Task material:

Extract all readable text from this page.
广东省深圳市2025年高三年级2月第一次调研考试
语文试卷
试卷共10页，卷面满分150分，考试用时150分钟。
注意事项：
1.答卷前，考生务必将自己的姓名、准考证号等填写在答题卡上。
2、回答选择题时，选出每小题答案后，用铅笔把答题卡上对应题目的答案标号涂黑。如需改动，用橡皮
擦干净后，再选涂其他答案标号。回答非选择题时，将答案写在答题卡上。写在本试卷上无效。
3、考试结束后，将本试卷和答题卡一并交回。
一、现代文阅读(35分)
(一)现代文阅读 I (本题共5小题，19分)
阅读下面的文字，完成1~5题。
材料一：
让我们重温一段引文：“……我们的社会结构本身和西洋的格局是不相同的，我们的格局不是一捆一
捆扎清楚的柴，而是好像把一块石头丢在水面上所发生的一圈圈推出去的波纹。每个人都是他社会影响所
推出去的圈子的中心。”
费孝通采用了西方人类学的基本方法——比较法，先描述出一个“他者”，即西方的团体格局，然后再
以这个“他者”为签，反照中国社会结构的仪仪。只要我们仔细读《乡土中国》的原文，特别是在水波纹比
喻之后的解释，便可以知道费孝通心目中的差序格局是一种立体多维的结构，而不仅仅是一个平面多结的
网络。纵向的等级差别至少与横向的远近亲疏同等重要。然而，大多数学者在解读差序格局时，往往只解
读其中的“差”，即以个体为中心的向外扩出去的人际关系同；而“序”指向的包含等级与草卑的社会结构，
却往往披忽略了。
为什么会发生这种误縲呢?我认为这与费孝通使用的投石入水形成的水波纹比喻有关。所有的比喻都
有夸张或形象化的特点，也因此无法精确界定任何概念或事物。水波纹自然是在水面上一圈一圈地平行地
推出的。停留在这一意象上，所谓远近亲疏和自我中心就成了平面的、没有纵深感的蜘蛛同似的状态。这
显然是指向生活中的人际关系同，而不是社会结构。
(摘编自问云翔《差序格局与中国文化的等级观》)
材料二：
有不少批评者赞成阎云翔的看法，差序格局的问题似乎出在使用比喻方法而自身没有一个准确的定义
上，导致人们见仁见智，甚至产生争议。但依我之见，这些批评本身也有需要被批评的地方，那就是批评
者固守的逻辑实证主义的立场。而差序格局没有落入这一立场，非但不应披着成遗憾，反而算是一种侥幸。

Problem: Copy out each line exactly as written.

Reply to the task:
Extract all readable text from this page.
广东省深圳市2025年高三年级2月第一次调研考试
语文试卷
试卷共10页，卷面满分150分，考试用时150分钟。
注意事项：
1.答卷前，考生务必将自己的姓名、准考证号等填写在答题卡上。
2、回答选择题时，选出每小题答案后，用铅笔把答题卡上对应题目的答案标号涂黑。如需改动，用橡皮
擦干净后，再选涂其他答案标号。回答非选择题时，将答案写在答题卡上。写在本试卷上无效。
3、考试结束后，将本试卷和答题卡一并交回。
一、现代文阅读(35分)
(一)现代文阅读 I (本题共5小题，19分)
阅读下面的文字，完成1~5题。
材料一：
让我们重温一段引文：“……我们的社会结构本身和西洋的格局是不相同的，我们的格局不是一捆一
捆扎清楚的柴，而是好像把一块石头丢在水面上所发生的一圈圈推出去的波纹。每个人都是他社会影响所
推出去的圈子的中心。”
费孝通采用了西方人类学的基本方法——比较法，先描述出一个“他者”，即西方的团体格局，然后再
以这个“他者”为签，反照中国社会结构的仪仪。只要我们仔细读《乡土中国》的原文，特别是在水波纹比
喻之后的解释，便可以知道费孝通心目中的差序格局是一种立体多维的结构，而不仅仅是一个平面多结的
网络。纵向的等级差别至少与横向的远近亲疏同等重要。然而，大多数学者在解读差序格局时，往往只解
读其中的“差”，即以个体为中心的向外扩出去的人际关系同；而“序”指向的包含等级与草卑的社会结构，
却往往披忽略了。
为什么会发生这种误縲呢?我认为这与费孝通使用的投石入水形成的水波纹比喻有关。所有的比喻都
有夸张或形象化的特点，也因此无法精确界定任何概念或事物。水波纹自然是在水面上一圈一圈地平行地
推出的。停留在这一意象上，所谓远近亲疏和自我中心就成了平面的、没有纵深感的蜘蛛同似的状态。这
显然是指向生活中的人际关系同，而不是社会结构。
(摘编自问云翔《差序格局与中国文化的等级观》)
材料二：
有不少批评者赞成阎云翔的看法，差序格局的问题似乎出在使用比喻方法而自身没有一个准确的定义
上，导致人们见仁见智，甚至产生争议。但依我之见，这些批评本身也有需要被批评的地方，那就是批评
者固守的逻辑实证主义的立场。而差序格局没有落入这一立场，非但不应披着成遗憾，反而算是一种侥幸。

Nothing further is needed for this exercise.